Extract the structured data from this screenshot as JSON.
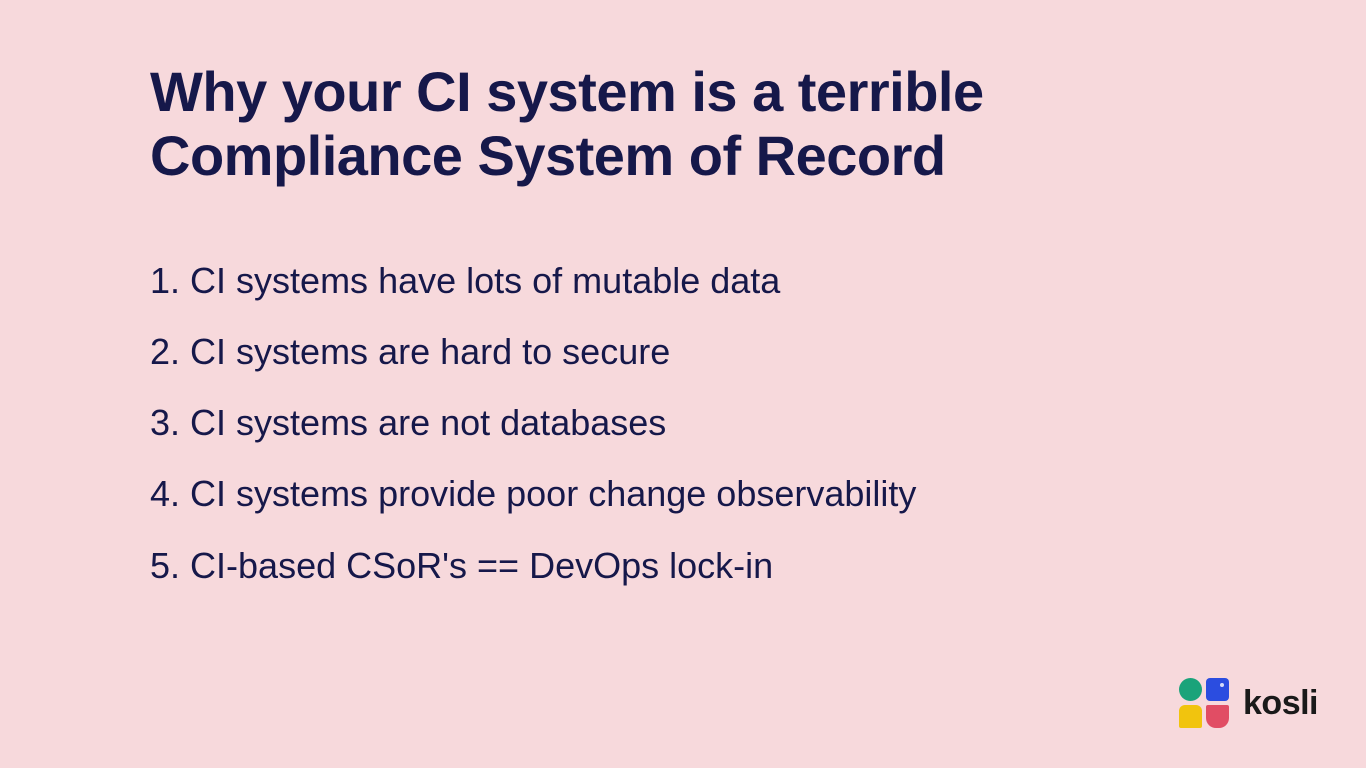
{
  "title": "Why your CI system is a terrible Compliance System of Record",
  "list": [
    "CI systems have lots of mutable data",
    "CI systems are hard to secure",
    "CI systems are not databases",
    "CI systems provide poor change observability",
    "CI-based CSoR's == DevOps lock-in"
  ],
  "brand": {
    "name": "kosli"
  }
}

⁂

## WRITTEN EXERCISE
Except for the pictures, give all the material above again verbatim.

## FINAL RESULT
Extract the structured data from this screenshot as JSON.
{
  "title": "Why your CI system is a terrible Compliance System of Record",
  "list": [
    "CI systems have lots of mutable data",
    "CI systems are hard to secure",
    "CI systems are not databases",
    "CI systems provide poor change observability",
    "CI-based CSoR's == DevOps lock-in"
  ],
  "brand": {
    "name": "kosli"
  }
}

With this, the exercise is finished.